PROBLEM DETAILS: Find the lines below that contain the string "City". Copy each one.

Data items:
----------
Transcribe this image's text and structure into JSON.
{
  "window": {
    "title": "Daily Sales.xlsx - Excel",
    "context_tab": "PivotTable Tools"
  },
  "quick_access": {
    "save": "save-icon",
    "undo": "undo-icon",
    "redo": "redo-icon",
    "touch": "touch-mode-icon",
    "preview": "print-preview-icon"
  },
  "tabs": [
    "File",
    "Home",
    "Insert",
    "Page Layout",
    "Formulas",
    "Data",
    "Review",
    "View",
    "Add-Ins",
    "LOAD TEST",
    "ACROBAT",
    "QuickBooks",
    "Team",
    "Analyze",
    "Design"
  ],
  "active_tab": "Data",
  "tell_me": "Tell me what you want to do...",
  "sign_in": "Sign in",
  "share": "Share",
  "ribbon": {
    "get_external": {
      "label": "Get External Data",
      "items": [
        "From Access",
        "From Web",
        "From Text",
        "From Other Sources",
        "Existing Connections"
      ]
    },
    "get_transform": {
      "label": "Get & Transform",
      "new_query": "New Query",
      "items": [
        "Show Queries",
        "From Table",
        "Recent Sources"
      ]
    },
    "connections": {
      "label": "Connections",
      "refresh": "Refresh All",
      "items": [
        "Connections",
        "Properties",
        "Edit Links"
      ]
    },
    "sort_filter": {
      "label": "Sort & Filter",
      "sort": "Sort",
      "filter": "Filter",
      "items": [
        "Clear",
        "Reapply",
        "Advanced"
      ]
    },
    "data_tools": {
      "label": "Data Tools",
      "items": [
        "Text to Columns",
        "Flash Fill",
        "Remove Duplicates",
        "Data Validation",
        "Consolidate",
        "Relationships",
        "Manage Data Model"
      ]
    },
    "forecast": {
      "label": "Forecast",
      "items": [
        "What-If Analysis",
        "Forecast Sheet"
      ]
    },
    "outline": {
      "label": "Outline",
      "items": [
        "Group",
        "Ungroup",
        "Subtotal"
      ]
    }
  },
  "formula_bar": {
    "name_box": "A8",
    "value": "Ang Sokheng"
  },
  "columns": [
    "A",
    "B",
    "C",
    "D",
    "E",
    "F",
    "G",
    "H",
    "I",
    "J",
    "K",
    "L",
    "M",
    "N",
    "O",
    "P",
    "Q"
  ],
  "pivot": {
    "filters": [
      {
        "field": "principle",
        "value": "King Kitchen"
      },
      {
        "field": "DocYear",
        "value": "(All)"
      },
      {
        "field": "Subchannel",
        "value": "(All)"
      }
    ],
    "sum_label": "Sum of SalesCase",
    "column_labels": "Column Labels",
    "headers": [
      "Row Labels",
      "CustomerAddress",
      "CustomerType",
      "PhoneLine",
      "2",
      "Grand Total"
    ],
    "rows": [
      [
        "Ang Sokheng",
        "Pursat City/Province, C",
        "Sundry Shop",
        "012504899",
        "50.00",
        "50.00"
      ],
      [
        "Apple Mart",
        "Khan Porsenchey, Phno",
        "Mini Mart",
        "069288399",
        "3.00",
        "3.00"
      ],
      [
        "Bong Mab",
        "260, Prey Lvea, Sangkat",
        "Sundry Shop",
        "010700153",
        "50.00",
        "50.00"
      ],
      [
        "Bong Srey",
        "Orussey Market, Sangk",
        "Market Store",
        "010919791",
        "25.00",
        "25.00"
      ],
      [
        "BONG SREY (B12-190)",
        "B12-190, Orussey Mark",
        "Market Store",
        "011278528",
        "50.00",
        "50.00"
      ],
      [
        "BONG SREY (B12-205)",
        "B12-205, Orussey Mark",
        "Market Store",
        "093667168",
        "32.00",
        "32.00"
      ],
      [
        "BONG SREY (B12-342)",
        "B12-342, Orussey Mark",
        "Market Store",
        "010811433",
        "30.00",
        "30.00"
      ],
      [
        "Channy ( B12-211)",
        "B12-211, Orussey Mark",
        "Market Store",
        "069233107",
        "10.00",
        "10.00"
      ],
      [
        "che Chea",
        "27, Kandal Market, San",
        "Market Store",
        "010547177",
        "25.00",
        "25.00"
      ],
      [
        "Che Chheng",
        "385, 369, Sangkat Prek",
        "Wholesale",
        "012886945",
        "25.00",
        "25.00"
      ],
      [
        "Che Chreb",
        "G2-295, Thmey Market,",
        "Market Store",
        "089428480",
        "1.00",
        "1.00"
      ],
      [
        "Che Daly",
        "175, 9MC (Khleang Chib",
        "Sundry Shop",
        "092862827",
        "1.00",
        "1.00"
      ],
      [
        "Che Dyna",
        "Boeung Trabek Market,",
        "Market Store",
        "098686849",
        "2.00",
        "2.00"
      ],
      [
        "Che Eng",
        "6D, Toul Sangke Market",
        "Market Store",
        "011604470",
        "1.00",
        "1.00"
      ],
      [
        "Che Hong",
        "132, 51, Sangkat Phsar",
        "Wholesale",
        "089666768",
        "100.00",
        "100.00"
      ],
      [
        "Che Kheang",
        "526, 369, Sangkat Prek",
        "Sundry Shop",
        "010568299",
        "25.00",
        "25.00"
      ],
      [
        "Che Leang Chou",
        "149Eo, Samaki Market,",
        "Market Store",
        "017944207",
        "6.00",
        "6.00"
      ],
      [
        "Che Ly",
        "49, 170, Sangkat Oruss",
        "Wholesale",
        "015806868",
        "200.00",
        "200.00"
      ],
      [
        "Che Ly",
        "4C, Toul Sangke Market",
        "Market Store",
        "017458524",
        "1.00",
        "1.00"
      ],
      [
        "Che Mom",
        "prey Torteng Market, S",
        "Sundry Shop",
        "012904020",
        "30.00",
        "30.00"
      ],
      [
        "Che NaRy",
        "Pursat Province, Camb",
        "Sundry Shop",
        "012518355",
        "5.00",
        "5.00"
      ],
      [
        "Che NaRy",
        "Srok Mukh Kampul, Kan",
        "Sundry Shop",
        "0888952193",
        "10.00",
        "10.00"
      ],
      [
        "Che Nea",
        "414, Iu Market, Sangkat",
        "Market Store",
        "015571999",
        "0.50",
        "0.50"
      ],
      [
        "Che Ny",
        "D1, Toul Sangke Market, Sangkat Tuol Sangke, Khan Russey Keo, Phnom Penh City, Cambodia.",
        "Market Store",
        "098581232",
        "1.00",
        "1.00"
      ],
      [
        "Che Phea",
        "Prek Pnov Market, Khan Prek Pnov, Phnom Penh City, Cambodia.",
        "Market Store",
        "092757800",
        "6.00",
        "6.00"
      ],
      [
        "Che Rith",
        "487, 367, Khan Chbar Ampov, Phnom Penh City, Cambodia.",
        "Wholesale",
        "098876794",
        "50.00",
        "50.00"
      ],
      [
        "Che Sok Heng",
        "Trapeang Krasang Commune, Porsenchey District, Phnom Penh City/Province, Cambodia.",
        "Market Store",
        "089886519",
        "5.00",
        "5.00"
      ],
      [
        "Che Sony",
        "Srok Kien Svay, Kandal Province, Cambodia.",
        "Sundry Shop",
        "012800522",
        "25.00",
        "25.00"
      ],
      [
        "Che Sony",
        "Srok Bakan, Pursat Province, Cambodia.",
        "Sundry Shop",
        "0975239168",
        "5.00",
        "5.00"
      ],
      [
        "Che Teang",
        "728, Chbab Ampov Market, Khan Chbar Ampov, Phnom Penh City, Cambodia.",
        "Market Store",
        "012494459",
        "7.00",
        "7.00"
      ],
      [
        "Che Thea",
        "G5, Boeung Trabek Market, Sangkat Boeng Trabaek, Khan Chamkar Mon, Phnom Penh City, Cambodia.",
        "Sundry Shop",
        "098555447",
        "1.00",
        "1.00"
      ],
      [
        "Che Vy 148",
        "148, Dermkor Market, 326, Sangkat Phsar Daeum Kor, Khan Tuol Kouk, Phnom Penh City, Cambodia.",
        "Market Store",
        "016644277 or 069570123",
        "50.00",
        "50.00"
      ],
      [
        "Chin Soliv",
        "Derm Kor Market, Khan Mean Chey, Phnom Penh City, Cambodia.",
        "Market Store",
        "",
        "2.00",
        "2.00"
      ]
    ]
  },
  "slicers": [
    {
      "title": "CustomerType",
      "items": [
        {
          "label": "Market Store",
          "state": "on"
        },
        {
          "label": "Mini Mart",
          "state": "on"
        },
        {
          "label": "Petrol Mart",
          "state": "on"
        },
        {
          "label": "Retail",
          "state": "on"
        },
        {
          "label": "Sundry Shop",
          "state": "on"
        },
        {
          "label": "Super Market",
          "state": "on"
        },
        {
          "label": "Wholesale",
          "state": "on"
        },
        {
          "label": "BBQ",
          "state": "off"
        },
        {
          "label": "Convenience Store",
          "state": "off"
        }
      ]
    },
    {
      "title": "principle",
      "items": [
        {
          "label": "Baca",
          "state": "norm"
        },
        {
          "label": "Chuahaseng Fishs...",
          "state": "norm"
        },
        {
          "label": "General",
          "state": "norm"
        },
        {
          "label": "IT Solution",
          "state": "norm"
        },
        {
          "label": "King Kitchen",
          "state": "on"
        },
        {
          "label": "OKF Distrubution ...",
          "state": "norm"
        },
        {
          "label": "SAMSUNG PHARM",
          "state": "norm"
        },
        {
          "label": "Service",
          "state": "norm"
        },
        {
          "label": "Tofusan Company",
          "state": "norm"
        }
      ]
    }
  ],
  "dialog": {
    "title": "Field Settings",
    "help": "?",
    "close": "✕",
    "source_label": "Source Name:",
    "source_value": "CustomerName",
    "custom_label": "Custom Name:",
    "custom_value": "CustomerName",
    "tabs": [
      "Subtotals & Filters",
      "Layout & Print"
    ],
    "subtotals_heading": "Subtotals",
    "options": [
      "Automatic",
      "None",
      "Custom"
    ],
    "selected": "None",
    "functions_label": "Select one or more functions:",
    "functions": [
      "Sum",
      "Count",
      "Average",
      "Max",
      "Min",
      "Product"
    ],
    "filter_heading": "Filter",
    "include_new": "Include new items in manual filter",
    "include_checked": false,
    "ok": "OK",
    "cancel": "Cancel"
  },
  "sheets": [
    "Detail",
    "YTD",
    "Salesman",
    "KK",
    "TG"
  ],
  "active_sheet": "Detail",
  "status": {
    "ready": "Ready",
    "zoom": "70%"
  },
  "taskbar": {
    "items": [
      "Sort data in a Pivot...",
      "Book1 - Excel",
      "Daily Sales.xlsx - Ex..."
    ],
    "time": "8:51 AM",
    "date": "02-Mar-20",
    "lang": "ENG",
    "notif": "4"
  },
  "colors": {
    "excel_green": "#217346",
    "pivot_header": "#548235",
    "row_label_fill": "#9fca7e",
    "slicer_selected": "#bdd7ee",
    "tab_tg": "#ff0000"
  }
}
----------
PROBLEM SOLUTION:
        "Pursat City/Province, C",
        "D1, Toul Sangke Market, Sangkat Tuol Sangke, Khan Russey Keo, Phnom Penh City, Cambodia.",
        "Prek Pnov Market, Khan Prek Pnov, Phnom Penh City, Cambodia.",
        "487, 367, Khan Chbar Ampov, Phnom Penh City, Cambodia.",
        "Trapeang Krasang Commune, Porsenchey District, Phnom Penh City/Province, Cambodia.",
        "728, Chbab Ampov Market, Khan Chbar Ampov, Phnom Penh City, Cambodia.",
        "G5, Boeung Trabek Market, Sangkat Boeng Trabaek, Khan Chamkar Mon, Phnom Penh City, Cambodia.",
        "148, Dermkor Market, 326, Sangkat Phsar Daeum Kor, Khan Tuol Kouk, Phnom Penh City, Cambodia.",
        "Derm Kor Market, Khan Mean Chey, Phnom Penh City, Cambodia.",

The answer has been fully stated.